» **Passage**
▼

It's part of the Fish/420 style trend. Short and fat. People are afraid of long boards. It's too bad.


----------



## Nivek

For those wondering about the Burton Gatekeeper, it's the best of the Toughcat (which is still in the line) and the FA in one board. The Trick Pony is getting a full redesign. And Fergs is getting a "pro" model based on the FA.


----------



## F1EA

Nivek said:


> For those wondering about the Burton Gatekeeper, it's the best of the Toughcat (which is still in the line) and the FA in one board. The Trick Pony is getting a full redesign. And Fergs is getting a "pro" model based on the FA.


Damn. Gotta set aside some coin for next yr.




destroy said:


> For better or worse, it's not.
> 
> I saw one a couple months back. I wasn't able to ride it because the rep I know only has one as a sample for the rest of the year until it goes into production, but the one dude who did ride it loved it.
> 
> It's part of the Fish/420 style trend. Short and fat. People are afraid of long boards. It's too bad.


The Fish... a trend?

420 definitely a new board. But the Fish a) is a different concept all together with the swallow tail, taper and mid width b) design comes from surfboards, which are based on almost the same cutout tail and mid wide; and c) first Burton Fish was introduced like in 2000.

But yep, the Coho is not like a Dupraz at all. Pointy nose that's all. The rest is short and fat.

▲

» **Supplied material**

▼

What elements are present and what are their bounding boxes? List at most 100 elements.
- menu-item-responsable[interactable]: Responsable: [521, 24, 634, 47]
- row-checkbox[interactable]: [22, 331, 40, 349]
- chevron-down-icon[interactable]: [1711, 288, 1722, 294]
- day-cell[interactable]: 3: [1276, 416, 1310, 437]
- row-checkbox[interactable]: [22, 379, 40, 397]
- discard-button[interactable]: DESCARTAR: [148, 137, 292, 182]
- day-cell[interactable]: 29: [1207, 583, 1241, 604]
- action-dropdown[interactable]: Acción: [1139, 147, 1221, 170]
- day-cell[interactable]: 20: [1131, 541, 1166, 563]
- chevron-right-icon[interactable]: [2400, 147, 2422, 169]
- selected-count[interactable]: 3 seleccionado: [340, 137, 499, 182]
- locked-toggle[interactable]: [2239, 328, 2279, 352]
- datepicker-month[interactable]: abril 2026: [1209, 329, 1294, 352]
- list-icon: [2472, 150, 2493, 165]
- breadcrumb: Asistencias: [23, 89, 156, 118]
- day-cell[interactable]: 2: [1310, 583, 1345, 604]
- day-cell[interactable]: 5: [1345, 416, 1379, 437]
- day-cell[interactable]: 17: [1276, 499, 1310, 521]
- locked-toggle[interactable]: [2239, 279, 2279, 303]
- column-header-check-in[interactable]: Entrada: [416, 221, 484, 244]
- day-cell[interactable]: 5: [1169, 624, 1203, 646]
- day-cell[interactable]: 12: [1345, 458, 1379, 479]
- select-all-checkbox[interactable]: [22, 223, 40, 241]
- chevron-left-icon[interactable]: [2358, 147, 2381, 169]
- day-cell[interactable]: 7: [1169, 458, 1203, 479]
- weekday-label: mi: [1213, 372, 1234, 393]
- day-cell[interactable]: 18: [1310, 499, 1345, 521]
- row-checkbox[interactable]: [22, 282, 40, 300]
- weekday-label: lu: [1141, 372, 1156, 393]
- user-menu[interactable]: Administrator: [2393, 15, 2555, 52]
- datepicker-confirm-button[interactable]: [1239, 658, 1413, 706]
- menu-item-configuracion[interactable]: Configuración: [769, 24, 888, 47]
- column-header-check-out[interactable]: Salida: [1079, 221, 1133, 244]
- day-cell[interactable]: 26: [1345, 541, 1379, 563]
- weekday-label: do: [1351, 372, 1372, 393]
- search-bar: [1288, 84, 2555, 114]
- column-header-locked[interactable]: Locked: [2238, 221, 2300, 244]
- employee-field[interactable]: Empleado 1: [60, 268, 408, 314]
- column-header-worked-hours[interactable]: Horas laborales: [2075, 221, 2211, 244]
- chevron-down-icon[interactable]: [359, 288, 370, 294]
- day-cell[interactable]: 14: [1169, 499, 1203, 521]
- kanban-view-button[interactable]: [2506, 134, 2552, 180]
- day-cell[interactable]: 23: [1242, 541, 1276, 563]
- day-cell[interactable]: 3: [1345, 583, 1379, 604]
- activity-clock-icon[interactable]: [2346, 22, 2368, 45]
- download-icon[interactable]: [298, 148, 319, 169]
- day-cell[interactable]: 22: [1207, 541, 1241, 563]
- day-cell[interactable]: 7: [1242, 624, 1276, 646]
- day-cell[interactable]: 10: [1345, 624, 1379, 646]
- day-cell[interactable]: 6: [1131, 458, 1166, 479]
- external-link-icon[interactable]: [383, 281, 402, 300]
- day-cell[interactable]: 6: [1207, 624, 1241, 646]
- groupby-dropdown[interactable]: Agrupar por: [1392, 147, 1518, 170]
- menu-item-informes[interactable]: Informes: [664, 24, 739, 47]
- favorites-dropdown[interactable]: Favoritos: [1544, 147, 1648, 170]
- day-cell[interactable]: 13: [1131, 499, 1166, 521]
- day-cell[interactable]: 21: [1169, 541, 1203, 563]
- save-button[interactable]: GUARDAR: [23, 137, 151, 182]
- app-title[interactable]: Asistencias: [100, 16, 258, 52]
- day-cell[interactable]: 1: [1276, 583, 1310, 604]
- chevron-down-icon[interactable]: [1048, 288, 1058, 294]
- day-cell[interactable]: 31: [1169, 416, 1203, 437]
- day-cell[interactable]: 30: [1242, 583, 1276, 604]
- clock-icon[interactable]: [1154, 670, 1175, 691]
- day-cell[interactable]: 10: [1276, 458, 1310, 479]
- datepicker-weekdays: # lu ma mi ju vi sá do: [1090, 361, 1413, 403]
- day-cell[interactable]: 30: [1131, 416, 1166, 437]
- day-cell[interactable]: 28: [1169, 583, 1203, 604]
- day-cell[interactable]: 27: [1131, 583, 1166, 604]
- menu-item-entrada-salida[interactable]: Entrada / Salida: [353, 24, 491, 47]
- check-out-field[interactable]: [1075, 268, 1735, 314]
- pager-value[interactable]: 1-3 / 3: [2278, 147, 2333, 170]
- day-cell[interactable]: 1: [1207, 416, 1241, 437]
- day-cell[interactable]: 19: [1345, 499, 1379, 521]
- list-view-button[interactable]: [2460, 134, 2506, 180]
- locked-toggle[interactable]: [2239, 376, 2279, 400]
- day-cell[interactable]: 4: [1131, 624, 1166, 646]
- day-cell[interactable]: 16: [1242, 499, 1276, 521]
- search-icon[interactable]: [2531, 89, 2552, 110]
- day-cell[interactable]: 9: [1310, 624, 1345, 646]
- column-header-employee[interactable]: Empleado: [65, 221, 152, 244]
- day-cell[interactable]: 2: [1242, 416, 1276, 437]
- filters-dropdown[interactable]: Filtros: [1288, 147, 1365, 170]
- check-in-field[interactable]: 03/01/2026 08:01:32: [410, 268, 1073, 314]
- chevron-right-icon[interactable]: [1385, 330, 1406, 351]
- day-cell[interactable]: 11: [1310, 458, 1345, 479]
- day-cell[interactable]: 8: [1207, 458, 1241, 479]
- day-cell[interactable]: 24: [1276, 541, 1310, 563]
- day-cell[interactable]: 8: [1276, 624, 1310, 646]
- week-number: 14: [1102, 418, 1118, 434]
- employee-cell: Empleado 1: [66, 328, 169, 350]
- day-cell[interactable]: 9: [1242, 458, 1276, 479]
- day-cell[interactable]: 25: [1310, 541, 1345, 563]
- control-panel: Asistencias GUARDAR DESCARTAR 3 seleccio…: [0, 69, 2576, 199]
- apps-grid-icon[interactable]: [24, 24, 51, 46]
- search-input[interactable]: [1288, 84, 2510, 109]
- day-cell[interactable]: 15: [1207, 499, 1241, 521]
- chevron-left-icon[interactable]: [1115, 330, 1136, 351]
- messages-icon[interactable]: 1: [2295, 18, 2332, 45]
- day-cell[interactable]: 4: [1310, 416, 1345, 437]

▲

» **What to do**
- 1) Transcribe the stretch of the snowboard thread from "420 definitely a" through "like in 2000.".
- 2) Gather every line of the records that contains the string "dropdown", matching case exactly.

» **Solutions below**
- 1)
420 definitely a new board. But the Fish a) is a different concept all together with the swallow tail, taper and mid width b) design comes from surfboards, which are based on almost the same cutout tail and mid wide; and c) first Burton Fish was introduced like in 2000.

- 2)
- action-dropdown[interactable]: Acción: [1139, 147, 1221, 170]
- groupby-dropdown[interactable]: Agrupar por: [1392, 147, 1518, 170]
- favorites-dropdown[interactable]: Favoritos: [1544, 147, 1648, 170]
- filters-dropdown[interactable]: Filtros: [1288, 147, 1365, 170]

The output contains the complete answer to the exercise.